***** Material for this exercise

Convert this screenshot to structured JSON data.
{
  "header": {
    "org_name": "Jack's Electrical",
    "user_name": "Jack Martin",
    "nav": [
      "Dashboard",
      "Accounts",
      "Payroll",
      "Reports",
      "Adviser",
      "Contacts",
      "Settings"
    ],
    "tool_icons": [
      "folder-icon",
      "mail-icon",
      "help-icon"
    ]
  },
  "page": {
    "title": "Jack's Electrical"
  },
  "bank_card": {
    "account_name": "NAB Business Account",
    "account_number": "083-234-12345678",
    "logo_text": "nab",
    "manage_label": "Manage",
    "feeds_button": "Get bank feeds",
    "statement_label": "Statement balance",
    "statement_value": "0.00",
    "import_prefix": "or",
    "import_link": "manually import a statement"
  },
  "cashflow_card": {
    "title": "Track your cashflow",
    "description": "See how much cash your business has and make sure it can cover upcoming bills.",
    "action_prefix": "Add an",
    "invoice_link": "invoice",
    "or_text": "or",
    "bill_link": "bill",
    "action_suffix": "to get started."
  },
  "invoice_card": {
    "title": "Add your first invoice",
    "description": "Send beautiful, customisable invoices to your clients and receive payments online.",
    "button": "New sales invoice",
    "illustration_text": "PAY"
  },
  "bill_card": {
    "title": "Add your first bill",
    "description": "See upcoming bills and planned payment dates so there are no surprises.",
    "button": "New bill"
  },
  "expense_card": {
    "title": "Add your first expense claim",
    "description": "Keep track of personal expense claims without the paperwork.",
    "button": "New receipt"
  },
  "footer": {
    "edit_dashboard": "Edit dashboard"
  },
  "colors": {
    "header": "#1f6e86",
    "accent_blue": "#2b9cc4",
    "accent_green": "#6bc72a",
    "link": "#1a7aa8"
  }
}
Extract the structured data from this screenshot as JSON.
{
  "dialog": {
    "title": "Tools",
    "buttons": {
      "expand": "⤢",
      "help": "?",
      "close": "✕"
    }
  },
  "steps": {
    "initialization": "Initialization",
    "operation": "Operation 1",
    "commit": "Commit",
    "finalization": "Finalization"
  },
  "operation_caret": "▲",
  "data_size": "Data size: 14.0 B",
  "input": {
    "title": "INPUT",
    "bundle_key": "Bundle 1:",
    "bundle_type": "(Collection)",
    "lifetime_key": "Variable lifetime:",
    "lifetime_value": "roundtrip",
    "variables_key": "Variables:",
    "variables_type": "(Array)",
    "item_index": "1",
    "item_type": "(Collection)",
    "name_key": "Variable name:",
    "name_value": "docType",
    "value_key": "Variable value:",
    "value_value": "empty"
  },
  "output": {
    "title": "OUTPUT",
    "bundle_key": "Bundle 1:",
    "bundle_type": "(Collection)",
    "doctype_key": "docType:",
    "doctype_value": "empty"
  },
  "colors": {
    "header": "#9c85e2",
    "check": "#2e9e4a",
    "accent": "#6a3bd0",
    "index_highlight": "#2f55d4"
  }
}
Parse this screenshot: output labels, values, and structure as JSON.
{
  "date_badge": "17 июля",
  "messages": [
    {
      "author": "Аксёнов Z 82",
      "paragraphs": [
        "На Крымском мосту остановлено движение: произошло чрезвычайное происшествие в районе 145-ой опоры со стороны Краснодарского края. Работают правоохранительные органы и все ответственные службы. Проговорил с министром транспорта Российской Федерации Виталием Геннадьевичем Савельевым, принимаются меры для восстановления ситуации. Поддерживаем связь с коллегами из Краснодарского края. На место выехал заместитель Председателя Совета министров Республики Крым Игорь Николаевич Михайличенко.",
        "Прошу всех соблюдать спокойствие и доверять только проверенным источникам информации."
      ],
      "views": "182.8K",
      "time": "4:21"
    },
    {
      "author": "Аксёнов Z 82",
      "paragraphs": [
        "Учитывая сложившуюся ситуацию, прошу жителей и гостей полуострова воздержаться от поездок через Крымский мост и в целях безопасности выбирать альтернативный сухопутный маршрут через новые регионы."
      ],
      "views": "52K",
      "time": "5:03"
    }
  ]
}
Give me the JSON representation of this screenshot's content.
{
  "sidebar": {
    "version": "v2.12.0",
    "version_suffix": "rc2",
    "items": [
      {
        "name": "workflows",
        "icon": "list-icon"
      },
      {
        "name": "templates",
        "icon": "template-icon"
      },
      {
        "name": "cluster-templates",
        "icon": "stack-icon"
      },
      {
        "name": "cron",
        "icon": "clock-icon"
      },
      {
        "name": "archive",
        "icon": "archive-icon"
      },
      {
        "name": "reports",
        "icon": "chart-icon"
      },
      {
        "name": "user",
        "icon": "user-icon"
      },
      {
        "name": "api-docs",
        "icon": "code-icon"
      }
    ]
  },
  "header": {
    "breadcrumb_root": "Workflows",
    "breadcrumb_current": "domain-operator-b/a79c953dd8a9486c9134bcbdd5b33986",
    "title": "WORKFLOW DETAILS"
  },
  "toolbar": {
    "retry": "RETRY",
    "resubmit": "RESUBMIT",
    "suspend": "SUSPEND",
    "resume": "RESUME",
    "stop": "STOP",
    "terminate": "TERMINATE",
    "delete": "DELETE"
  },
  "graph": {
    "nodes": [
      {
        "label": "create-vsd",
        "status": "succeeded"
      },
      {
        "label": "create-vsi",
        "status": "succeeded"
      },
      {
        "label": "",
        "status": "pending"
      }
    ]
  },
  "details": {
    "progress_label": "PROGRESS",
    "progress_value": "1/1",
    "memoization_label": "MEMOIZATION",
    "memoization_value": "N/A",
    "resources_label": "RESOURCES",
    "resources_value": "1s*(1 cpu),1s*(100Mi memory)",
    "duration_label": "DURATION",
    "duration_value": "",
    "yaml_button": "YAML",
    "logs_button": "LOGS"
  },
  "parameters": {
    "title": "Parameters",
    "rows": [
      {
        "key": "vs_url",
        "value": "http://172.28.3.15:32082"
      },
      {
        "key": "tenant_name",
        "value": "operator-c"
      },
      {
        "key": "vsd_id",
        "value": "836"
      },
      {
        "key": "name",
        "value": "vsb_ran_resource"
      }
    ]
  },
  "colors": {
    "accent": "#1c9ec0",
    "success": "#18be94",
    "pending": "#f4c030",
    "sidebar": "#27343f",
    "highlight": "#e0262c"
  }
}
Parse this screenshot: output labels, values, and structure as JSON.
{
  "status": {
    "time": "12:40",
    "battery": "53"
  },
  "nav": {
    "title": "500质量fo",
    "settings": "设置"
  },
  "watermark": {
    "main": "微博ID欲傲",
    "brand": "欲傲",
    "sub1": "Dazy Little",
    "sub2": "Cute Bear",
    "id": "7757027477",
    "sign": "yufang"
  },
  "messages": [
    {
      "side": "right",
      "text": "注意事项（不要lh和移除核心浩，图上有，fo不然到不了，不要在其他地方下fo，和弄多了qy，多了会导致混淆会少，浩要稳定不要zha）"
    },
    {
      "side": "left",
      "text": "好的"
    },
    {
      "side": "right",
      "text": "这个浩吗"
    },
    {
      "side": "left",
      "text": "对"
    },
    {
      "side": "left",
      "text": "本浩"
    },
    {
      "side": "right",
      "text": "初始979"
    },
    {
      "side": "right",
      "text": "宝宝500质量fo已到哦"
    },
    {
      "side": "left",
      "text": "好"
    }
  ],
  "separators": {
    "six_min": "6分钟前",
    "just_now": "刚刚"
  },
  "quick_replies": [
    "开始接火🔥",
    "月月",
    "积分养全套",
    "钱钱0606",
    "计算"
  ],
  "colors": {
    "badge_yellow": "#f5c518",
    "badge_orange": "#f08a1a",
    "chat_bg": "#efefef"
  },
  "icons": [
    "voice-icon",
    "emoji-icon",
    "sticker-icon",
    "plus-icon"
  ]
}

**********

§ Work to complete:
Search the entries for the word "Electrical", then list each line that holds it.

§ Task solution:
    "org_name": "Jack's Electrical",
    "title": "Jack's Electrical"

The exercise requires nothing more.